[begin Source material]

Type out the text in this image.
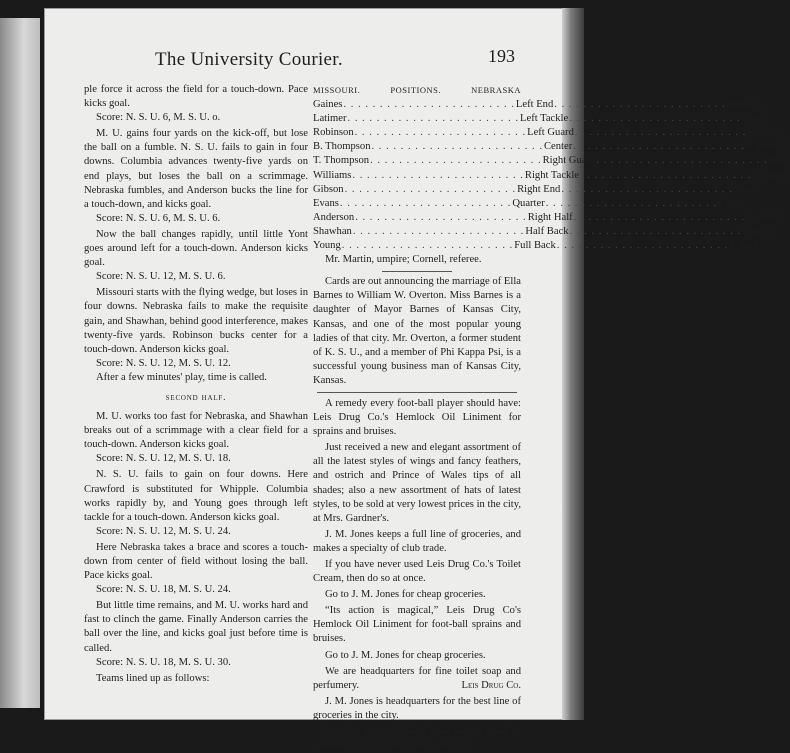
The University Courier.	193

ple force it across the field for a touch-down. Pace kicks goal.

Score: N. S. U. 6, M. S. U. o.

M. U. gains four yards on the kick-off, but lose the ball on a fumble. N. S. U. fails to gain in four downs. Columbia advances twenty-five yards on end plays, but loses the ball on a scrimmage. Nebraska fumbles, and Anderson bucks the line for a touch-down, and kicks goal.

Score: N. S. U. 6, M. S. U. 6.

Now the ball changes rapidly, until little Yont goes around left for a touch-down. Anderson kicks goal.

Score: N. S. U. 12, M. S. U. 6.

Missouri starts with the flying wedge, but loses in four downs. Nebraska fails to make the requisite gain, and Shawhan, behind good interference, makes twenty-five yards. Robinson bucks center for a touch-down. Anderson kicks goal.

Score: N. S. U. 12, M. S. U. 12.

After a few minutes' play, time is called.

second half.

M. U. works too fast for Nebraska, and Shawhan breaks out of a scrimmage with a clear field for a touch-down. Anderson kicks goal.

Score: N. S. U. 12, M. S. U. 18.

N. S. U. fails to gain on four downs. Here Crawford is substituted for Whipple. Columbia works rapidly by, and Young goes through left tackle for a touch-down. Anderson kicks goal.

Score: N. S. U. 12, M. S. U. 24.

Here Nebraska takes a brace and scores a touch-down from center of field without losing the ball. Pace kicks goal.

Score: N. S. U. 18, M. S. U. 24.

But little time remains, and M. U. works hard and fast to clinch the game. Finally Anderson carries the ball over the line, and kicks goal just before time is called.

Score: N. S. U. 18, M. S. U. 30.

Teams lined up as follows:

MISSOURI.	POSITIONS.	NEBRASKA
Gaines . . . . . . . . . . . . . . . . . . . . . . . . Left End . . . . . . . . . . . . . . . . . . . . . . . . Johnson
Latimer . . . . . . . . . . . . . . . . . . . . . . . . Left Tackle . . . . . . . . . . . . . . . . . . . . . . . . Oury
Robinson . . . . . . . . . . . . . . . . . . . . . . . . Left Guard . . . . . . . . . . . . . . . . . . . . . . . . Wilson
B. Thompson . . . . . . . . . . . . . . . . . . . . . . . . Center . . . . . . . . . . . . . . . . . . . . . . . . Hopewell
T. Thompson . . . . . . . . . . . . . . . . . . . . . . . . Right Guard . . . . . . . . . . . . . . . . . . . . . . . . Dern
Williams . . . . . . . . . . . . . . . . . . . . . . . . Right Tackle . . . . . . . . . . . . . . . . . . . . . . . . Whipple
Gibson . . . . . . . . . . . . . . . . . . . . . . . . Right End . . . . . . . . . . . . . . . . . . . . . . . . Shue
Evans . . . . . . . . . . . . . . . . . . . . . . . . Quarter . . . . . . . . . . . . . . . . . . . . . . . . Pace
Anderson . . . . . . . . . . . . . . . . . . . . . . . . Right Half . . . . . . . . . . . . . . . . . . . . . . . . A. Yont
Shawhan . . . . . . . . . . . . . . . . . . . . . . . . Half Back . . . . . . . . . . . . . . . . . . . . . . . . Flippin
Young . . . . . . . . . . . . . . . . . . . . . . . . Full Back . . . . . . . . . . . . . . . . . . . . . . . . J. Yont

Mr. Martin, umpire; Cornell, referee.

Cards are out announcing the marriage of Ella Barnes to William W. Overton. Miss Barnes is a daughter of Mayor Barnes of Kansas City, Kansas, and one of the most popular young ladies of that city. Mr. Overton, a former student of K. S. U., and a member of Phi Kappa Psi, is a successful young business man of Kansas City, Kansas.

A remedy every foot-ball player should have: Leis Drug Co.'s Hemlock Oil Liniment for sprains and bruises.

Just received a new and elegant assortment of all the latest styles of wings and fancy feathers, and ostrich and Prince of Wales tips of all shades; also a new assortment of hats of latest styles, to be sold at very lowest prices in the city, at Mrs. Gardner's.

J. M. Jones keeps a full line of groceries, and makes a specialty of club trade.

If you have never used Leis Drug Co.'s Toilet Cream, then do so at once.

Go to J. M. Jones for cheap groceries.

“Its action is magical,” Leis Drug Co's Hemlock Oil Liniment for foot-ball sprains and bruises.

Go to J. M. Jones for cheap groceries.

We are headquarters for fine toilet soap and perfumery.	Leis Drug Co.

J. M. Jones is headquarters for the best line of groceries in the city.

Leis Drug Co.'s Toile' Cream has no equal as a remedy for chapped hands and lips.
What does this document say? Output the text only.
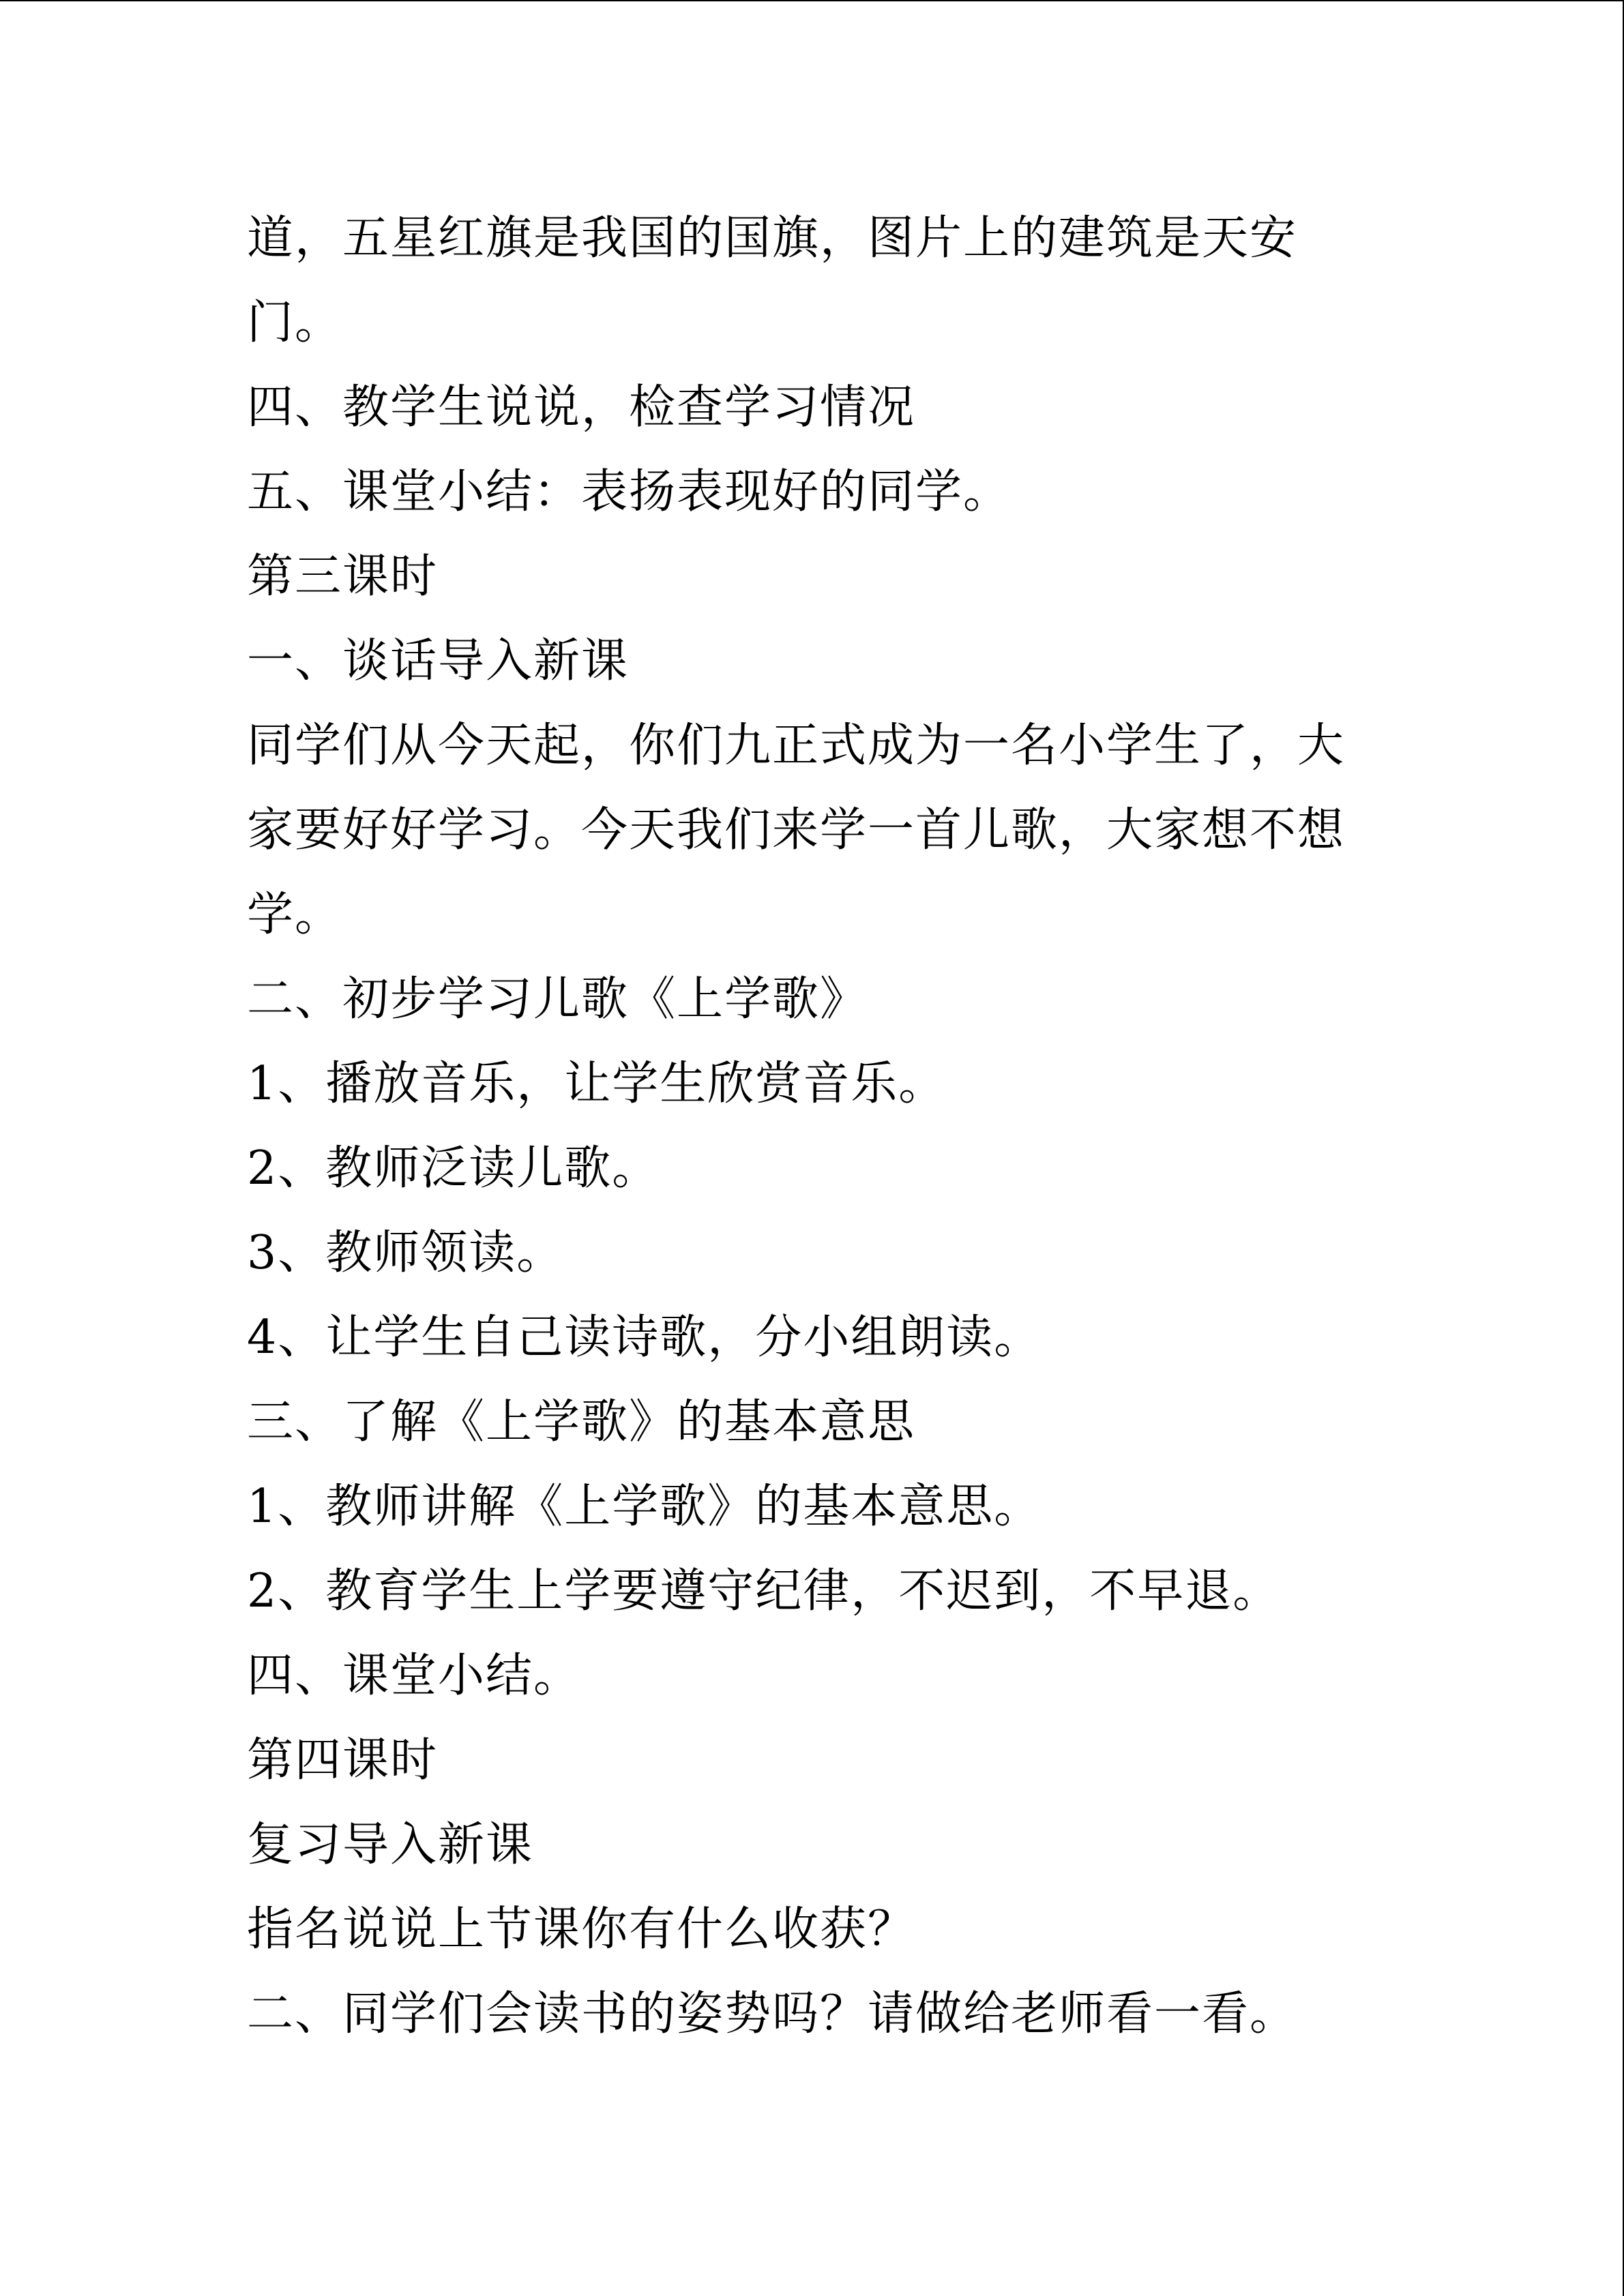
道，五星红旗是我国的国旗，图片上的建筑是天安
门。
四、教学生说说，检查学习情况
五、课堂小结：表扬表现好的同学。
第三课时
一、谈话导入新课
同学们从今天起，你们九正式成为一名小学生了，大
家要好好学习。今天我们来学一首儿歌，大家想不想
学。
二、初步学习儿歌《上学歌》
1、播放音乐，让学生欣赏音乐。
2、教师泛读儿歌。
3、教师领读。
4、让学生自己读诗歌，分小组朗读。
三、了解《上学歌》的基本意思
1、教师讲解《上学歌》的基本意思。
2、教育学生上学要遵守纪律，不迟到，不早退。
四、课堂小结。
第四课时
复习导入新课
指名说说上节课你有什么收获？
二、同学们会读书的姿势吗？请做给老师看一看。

[end Source material]

The problem: Your task is to transcribe all of the records precisely, with no images included.

Solution for this problem:
Type out the text in this image.
The University Courier.	193

ple force it across the field for a touch-down. Pace kicks goal.

Score: N. S. U. 6, M. S. U. o.

M. U. gains four yards on the kick-off, but lose the ball on a fumble. N. S. U. fails to gain in four downs. Columbia advances twenty-five yards on end plays, but loses the ball on a scrimmage. Nebraska fumbles, and Anderson bucks the line for a touch-down, and kicks goal.

Score: N. S. U. 6, M. S. U. 6.

Now the ball changes rapidly, until little Yont goes around left for a touch-down. Anderson kicks goal.

Score: N. S. U. 12, M. S. U. 6.

Missouri starts with the flying wedge, but loses in four downs. Nebraska fails to make the requisite gain, and Shawhan, behind good interference, makes twenty-five yards. Robinson bucks center for a touch-down. Anderson kicks goal.

Score: N. S. U. 12, M. S. U. 12.

After a few minutes' play, time is called.

second half.

M. U. works too fast for Nebraska, and Shawhan breaks out of a scrimmage with a clear field for a touch-down. Anderson kicks goal.

Score: N. S. U. 12, M. S. U. 18.

N. S. U. fails to gain on four downs. Here Crawford is substituted for Whipple. Columbia works rapidly by, and Young goes through left tackle for a touch-down. Anderson kicks goal.

Score: N. S. U. 12, M. S. U. 24.

Here Nebraska takes a brace and scores a touch-down from center of field without losing the ball. Pace kicks goal.

Score: N. S. U. 18, M. S. U. 24.

But little time remains, and M. U. works hard and fast to clinch the game. Finally Anderson carries the ball over the line, and kicks goal just before time is called.

Score: N. S. U. 18, M. S. U. 30.

Teams lined up as follows:

MISSOURI.	POSITIONS.	NEBRASKA
Gaines . . . . . . . . . . . . . . . . . . . . . . . . Left End . . . . . . . . . . . . . . . . . . . . . . . . Johnson
Latimer . . . . . . . . . . . . . . . . . . . . . . . . Left Tackle . . . . . . . . . . . . . . . . . . . . . . . . Oury
Robinson . . . . . . . . . . . . . . . . . . . . . . . . Left Guard . . . . . . . . . . . . . . . . . . . . . . . . Wilson
B. Thompson . . . . . . . . . . . . . . . . . . . . . . . . Center . . . . . . . . . . . . . . . . . . . . . . . . Hopewell
T. Thompson . . . . . . . . . . . . . . . . . . . . . . . . Right Guard . . . . . . . . . . . . . . . . . . . . . . . . Dern
Williams . . . . . . . . . . . . . . . . . . . . . . . . Right Tackle . . . . . . . . . . . . . . . . . . . . . . . . Whipple
Gibson . . . . . . . . . . . . . . . . . . . . . . . . Right End . . . . . . . . . . . . . . . . . . . . . . . . Shue
Evans . . . . . . . . . . . . . . . . . . . . . . . . Quarter . . . . . . . . . . . . . . . . . . . . . . . . Pace
Anderson . . . . . . . . . . . . . . . . . . . . . . . . Right Half . . . . . . . . . . . . . . . . . . . . . . . . A. Yont
Shawhan . . . . . . . . . . . . . . . . . . . . . . . . Half Back . . . . . . . . . . . . . . . . . . . . . . . . Flippin
Young . . . . . . . . . . . . . . . . . . . . . . . . Full Back . . . . . . . . . . . . . . . . . . . . . . . . J. Yont

Mr. Martin, umpire; Cornell, referee.

Cards are out announcing the marriage of Ella Barnes to William W. Overton. Miss Barnes is a daughter of Mayor Barnes of Kansas City, Kansas, and one of the most popular young ladies of that city. Mr. Overton, a former student of K. S. U., and a member of Phi Kappa Psi, is a successful young business man of Kansas City, Kansas.

A remedy every foot-ball player should have: Leis Drug Co.'s Hemlock Oil Liniment for sprains and bruises.

Just received a new and elegant assortment of all the latest styles of wings and fancy feathers, and ostrich and Prince of Wales tips of all shades; also a new assortment of hats of latest styles, to be sold at very lowest prices in the city, at Mrs. Gardner's.

J. M. Jones keeps a full line of groceries, and makes a specialty of club trade.

If you have never used Leis Drug Co.'s Toilet Cream, then do so at once.

Go to J. M. Jones for cheap groceries.

“Its action is magical,” Leis Drug Co's Hemlock Oil Liniment for foot-ball sprains and bruises.

Go to J. M. Jones for cheap groceries.

We are headquarters for fine toilet soap and perfumery.	Leis Drug Co.

J. M. Jones is headquarters for the best line of groceries in the city.

Leis Drug Co.'s Toile' Cream has no equal as a remedy for chapped hands and lips.
What does this document say? Output the text only.
道，五星红旗是我国的国旗，图片上的建筑是天安
门。
四、教学生说说，检查学习情况
五、课堂小结：表扬表现好的同学。
第三课时
一、谈话导入新课
同学们从今天起，你们九正式成为一名小学生了，大
家要好好学习。今天我们来学一首儿歌，大家想不想
学。
二、初步学习儿歌《上学歌》
1、播放音乐，让学生欣赏音乐。
2、教师泛读儿歌。
3、教师领读。
4、让学生自己读诗歌，分小组朗读。
三、了解《上学歌》的基本意思
1、教师讲解《上学歌》的基本意思。
2、教育学生上学要遵守纪律，不迟到，不早退。
四、课堂小结。
第四课时
复习导入新课
指名说说上节课你有什么收获？
二、同学们会读书的姿势吗？请做给老师看一看。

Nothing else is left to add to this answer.